### Brief
In the listing below, identify each line with the word "used" and return those lines.

Extracted records:

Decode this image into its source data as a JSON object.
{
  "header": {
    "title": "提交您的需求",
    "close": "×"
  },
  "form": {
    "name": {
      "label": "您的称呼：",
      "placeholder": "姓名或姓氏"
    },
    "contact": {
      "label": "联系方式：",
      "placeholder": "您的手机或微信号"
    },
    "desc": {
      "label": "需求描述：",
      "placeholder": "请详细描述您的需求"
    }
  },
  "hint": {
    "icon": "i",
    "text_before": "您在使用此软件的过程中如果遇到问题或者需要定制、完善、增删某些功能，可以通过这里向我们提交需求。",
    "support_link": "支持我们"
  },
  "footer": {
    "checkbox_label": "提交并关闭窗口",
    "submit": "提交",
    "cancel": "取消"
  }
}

==

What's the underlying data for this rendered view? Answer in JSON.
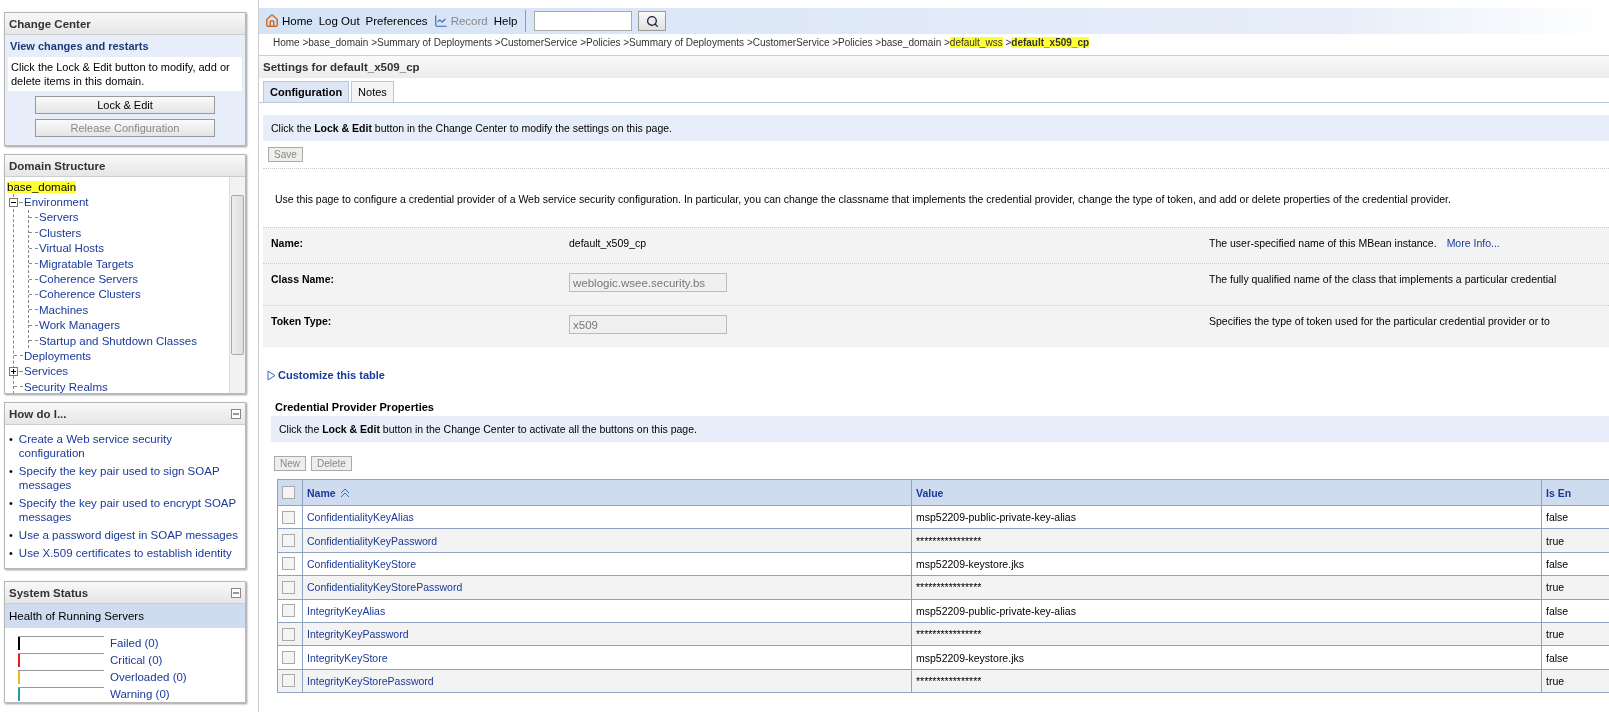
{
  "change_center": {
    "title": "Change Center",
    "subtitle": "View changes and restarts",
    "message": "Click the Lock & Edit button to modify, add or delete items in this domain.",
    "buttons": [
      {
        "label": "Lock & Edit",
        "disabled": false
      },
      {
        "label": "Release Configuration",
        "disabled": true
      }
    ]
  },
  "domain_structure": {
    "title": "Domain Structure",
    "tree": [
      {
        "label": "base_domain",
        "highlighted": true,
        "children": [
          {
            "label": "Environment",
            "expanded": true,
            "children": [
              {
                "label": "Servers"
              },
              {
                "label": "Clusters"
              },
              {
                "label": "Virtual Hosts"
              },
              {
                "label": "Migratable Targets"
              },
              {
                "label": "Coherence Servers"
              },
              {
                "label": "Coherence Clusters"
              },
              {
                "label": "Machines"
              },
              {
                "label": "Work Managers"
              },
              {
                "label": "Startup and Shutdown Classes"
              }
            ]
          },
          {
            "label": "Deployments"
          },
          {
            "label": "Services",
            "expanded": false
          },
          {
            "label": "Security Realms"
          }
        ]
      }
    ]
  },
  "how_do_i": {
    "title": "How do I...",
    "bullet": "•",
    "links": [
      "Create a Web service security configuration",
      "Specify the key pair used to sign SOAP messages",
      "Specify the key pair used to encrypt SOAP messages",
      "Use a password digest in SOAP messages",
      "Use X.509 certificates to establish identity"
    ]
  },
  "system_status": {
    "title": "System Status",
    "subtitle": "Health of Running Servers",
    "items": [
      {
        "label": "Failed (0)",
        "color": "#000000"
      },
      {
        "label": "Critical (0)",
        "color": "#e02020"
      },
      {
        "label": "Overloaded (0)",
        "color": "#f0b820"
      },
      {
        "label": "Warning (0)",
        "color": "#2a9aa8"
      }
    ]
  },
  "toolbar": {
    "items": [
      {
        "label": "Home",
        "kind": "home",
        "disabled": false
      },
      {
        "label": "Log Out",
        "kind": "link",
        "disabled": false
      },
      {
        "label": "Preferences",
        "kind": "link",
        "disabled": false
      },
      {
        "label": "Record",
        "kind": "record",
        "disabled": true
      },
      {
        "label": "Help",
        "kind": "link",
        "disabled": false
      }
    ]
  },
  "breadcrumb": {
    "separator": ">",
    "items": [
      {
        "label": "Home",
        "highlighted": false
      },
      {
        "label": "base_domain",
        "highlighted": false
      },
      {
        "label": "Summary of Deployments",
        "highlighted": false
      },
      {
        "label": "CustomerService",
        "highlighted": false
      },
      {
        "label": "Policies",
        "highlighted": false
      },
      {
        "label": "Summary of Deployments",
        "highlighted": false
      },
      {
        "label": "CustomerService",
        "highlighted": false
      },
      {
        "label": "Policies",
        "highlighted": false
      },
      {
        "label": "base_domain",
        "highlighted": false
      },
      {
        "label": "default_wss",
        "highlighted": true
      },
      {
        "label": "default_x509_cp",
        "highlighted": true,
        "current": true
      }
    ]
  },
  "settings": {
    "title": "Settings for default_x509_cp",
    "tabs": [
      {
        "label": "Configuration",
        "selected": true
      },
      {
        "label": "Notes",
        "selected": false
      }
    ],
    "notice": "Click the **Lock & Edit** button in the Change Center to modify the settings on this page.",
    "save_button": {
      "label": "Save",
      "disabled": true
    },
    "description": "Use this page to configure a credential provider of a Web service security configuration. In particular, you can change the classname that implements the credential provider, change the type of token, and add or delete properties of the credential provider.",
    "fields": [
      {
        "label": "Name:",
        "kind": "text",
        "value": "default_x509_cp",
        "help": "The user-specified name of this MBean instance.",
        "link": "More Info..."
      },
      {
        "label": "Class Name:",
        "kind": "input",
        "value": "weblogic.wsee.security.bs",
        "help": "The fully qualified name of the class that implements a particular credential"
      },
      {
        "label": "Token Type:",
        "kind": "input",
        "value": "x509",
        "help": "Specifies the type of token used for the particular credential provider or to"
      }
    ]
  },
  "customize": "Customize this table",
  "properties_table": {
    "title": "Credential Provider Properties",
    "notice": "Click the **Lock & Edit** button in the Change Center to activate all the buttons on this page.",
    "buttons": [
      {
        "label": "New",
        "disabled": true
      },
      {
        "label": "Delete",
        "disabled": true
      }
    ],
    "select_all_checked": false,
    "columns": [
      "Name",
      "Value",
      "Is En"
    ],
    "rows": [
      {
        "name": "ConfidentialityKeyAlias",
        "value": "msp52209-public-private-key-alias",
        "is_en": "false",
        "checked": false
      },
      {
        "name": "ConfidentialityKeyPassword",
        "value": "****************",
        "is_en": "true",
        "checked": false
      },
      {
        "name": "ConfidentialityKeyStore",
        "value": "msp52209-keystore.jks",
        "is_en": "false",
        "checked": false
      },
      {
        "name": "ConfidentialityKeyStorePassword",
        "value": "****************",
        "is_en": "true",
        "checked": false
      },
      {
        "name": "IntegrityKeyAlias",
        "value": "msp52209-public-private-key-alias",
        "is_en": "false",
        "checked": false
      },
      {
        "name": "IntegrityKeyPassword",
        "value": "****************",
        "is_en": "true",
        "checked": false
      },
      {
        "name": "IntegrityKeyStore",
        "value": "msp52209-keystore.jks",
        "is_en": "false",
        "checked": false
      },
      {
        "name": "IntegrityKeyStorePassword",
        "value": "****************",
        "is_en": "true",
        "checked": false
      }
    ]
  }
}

### Answer for the task
      "Specify the key pair used to sign SOAP messages",
      "Specify the key pair used to encrypt SOAP messages",
        "help": "Specifies the type of token used for the particular credential provider or to"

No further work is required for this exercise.